[Records that describe figures]
□ □ □ □
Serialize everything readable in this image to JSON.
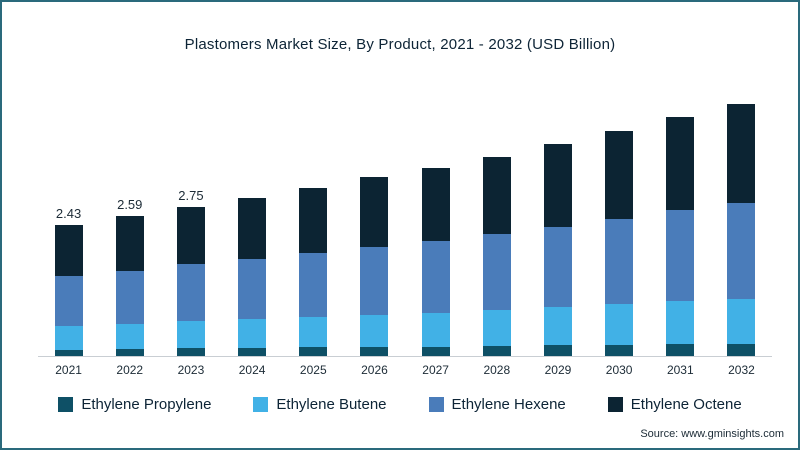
{
  "title": "Plastomers Market Size, By Product, 2021 - 2032 (USD Billion)",
  "source": "Source: www.gminsights.com",
  "colors": {
    "frame": "#2a6a7c",
    "axis_line": "#c9ced3",
    "text": "#0d2436"
  },
  "chart_data": {
    "type": "bar",
    "stacked": true,
    "title": "Plastomers Market Size, By Product, 2021 - 2032 (USD Billion)",
    "xlabel": "",
    "ylabel": "USD Billion",
    "ylim": [
      0,
      5
    ],
    "grid": false,
    "legend_position": "bottom",
    "categories": [
      "2021",
      "2022",
      "2023",
      "2024",
      "2025",
      "2026",
      "2027",
      "2028",
      "2029",
      "2030",
      "2031",
      "2032"
    ],
    "series": [
      {
        "name": "Ethylene Propylene",
        "color": "#0e5066",
        "values": [
          0.12,
          0.13,
          0.14,
          0.15,
          0.16,
          0.16,
          0.17,
          0.19,
          0.2,
          0.21,
          0.22,
          0.23
        ]
      },
      {
        "name": "Ethylene Butene",
        "color": "#41b1e6",
        "values": [
          0.44,
          0.47,
          0.5,
          0.53,
          0.56,
          0.59,
          0.63,
          0.67,
          0.71,
          0.75,
          0.8,
          0.84
        ]
      },
      {
        "name": "Ethylene Hexene",
        "color": "#4a7cba",
        "values": [
          0.92,
          0.98,
          1.05,
          1.11,
          1.18,
          1.25,
          1.33,
          1.41,
          1.49,
          1.58,
          1.68,
          1.78
        ]
      },
      {
        "name": "Ethylene Octene",
        "color": "#0c2433",
        "values": [
          0.95,
          1.01,
          1.06,
          1.13,
          1.2,
          1.29,
          1.36,
          1.43,
          1.53,
          1.63,
          1.72,
          1.84
        ]
      }
    ],
    "totals": [
      2.43,
      2.59,
      2.75,
      2.92,
      3.1,
      3.29,
      3.49,
      3.7,
      3.93,
      4.17,
      4.42,
      4.69
    ],
    "bar_labels": [
      "2.43",
      "2.59",
      "2.75",
      "",
      "",
      "",
      "",
      "",
      "",
      "",
      "",
      ""
    ]
  }
}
□ □ □ □
Write out the records above exactly as they stand, leaving out every picture.

Completed task:
Serialize everything readable in this image to JSON.
{
  "title": "Plastomers Market Size, By Product, 2021 - 2032 (USD Billion)",
  "source": "Source: www.gminsights.com",
  "colors": {
    "frame": "#2a6a7c",
    "axis_line": "#c9ced3",
    "text": "#0d2436"
  },
  "chart_data": {
    "type": "bar",
    "stacked": true,
    "title": "Plastomers Market Size, By Product, 2021 - 2032 (USD Billion)",
    "xlabel": "",
    "ylabel": "USD Billion",
    "ylim": [
      0,
      5
    ],
    "grid": false,
    "legend_position": "bottom",
    "categories": [
      "2021",
      "2022",
      "2023",
      "2024",
      "2025",
      "2026",
      "2027",
      "2028",
      "2029",
      "2030",
      "2031",
      "2032"
    ],
    "series": [
      {
        "name": "Ethylene Propylene",
        "color": "#0e5066",
        "values": [
          0.12,
          0.13,
          0.14,
          0.15,
          0.16,
          0.16,
          0.17,
          0.19,
          0.2,
          0.21,
          0.22,
          0.23
        ]
      },
      {
        "name": "Ethylene Butene",
        "color": "#41b1e6",
        "values": [
          0.44,
          0.47,
          0.5,
          0.53,
          0.56,
          0.59,
          0.63,
          0.67,
          0.71,
          0.75,
          0.8,
          0.84
        ]
      },
      {
        "name": "Ethylene Hexene",
        "color": "#4a7cba",
        "values": [
          0.92,
          0.98,
          1.05,
          1.11,
          1.18,
          1.25,
          1.33,
          1.41,
          1.49,
          1.58,
          1.68,
          1.78
        ]
      },
      {
        "name": "Ethylene Octene",
        "color": "#0c2433",
        "values": [
          0.95,
          1.01,
          1.06,
          1.13,
          1.2,
          1.29,
          1.36,
          1.43,
          1.53,
          1.63,
          1.72,
          1.84
        ]
      }
    ],
    "totals": [
      2.43,
      2.59,
      2.75,
      2.92,
      3.1,
      3.29,
      3.49,
      3.7,
      3.93,
      4.17,
      4.42,
      4.69
    ],
    "bar_labels": [
      "2.43",
      "2.59",
      "2.75",
      "",
      "",
      "",
      "",
      "",
      "",
      "",
      "",
      ""
    ]
  }
}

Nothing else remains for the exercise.